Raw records
⟨

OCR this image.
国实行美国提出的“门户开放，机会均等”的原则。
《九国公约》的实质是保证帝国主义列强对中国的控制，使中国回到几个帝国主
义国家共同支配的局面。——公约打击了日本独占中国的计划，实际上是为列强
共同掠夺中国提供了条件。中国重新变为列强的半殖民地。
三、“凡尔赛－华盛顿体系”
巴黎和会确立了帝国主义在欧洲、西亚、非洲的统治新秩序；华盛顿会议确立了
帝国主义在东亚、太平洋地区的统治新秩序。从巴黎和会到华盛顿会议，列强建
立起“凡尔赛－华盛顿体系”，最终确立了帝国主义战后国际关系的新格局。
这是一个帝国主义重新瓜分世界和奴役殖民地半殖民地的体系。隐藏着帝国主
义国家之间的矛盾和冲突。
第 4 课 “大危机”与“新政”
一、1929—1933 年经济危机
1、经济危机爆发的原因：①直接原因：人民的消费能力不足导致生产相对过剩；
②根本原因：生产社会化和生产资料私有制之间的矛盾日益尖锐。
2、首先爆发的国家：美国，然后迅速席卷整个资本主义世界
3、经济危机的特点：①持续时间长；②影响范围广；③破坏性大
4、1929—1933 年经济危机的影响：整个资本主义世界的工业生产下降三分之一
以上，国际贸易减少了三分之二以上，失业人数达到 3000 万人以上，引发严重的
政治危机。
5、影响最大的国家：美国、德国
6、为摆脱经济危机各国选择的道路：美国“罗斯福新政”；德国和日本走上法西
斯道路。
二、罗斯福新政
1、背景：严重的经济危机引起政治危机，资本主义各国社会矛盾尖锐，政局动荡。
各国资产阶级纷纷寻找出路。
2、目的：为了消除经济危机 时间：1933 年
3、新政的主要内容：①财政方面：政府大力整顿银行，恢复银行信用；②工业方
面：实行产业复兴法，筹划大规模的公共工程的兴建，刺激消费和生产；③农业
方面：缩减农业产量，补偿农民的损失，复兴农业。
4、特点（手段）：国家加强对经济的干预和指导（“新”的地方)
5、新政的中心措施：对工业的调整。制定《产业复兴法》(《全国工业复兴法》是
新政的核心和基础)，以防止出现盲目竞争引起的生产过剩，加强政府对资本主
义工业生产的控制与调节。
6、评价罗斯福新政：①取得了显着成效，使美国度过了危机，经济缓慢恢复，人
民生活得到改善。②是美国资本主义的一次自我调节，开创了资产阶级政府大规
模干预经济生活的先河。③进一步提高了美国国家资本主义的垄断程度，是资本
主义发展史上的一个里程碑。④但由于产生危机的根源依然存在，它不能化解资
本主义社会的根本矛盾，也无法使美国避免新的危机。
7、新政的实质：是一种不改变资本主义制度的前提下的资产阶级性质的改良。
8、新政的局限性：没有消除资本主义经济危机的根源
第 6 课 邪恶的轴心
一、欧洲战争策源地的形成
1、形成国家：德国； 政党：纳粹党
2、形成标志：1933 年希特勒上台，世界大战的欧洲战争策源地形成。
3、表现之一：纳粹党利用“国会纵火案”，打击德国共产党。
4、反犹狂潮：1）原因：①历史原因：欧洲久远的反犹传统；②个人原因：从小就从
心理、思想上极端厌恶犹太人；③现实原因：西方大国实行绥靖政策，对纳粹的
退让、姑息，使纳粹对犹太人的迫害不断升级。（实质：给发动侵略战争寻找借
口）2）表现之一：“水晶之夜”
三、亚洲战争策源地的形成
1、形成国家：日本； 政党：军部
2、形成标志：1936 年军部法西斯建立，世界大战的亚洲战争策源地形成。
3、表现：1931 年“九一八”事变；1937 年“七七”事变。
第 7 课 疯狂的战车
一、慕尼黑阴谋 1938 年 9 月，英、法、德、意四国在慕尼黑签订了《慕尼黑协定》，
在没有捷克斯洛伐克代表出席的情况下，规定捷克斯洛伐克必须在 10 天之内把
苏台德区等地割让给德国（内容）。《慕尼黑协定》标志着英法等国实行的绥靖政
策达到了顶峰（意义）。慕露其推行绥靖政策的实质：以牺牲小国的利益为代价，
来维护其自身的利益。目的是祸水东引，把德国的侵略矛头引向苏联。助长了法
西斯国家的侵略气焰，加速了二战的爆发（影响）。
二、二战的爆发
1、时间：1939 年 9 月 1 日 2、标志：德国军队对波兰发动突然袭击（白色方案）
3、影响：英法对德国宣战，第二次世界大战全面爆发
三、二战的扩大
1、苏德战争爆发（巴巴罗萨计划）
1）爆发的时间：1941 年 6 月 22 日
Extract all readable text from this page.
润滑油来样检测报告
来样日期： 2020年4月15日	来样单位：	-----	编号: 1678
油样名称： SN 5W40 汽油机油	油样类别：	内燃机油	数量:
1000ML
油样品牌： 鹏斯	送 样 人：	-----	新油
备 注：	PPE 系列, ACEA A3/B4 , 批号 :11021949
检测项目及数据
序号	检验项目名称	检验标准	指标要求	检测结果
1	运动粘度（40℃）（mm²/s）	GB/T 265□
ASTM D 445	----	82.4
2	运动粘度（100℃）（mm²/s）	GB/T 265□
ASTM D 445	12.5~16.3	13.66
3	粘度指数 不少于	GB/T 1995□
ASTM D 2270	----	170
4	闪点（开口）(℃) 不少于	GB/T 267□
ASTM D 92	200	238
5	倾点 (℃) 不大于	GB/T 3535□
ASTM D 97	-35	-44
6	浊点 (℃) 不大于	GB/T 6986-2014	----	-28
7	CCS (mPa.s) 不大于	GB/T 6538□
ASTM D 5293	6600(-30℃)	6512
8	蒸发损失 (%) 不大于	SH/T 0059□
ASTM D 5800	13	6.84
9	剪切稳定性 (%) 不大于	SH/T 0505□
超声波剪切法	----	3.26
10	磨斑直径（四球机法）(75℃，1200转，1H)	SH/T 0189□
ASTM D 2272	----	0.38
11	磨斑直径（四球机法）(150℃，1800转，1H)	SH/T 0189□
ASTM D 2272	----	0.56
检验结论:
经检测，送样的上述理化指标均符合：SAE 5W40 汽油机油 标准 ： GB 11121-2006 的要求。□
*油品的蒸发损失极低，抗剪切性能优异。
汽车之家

⟩

WHAT YOU ARE ASKED TO DO:
Output the lines from the line containing "Extract all readable text from this page." to the end, both included; add nothing.

COMPLETE RESPONSE:
Extract all readable text from this page.
润滑油来样检测报告
来样日期： 2020年4月15日	来样单位：	-----	编号: 1678
油样名称： SN 5W40 汽油机油	油样类别：	内燃机油	数量:
1000ML
油样品牌： 鹏斯	送 样 人：	-----	新油
备 注：	PPE 系列, ACEA A3/B4 , 批号 :11021949
检测项目及数据
序号	检验项目名称	检验标准	指标要求	检测结果
1	运动粘度（40℃）（mm²/s）	GB/T 265□
ASTM D 445	----	82.4
2	运动粘度（100℃）（mm²/s）	GB/T 265□
ASTM D 445	12.5~16.3	13.66
3	粘度指数 不少于	GB/T 1995□
ASTM D 2270	----	170
4	闪点（开口）(℃) 不少于	GB/T 267□
ASTM D 92	200	238
5	倾点 (℃) 不大于	GB/T 3535□
ASTM D 97	-35	-44
6	浊点 (℃) 不大于	GB/T 6986-2014	----	-28
7	CCS (mPa.s) 不大于	GB/T 6538□
ASTM D 5293	6600(-30℃)	6512
8	蒸发损失 (%) 不大于	SH/T 0059□
ASTM D 5800	13	6.84
9	剪切稳定性 (%) 不大于	SH/T 0505□
超声波剪切法	----	3.26
10	磨斑直径（四球机法）(75℃，1200转，1H)	SH/T 0189□
ASTM D 2272	----	0.38
11	磨斑直径（四球机法）(150℃，1800转，1H)	SH/T 0189□
ASTM D 2272	----	0.56
检验结论:
经检测，送样的上述理化指标均符合：SAE 5W40 汽油机油 标准 ： GB 11121-2006 的要求。□
*油品的蒸发损失极低，抗剪切性能优异。
汽车之家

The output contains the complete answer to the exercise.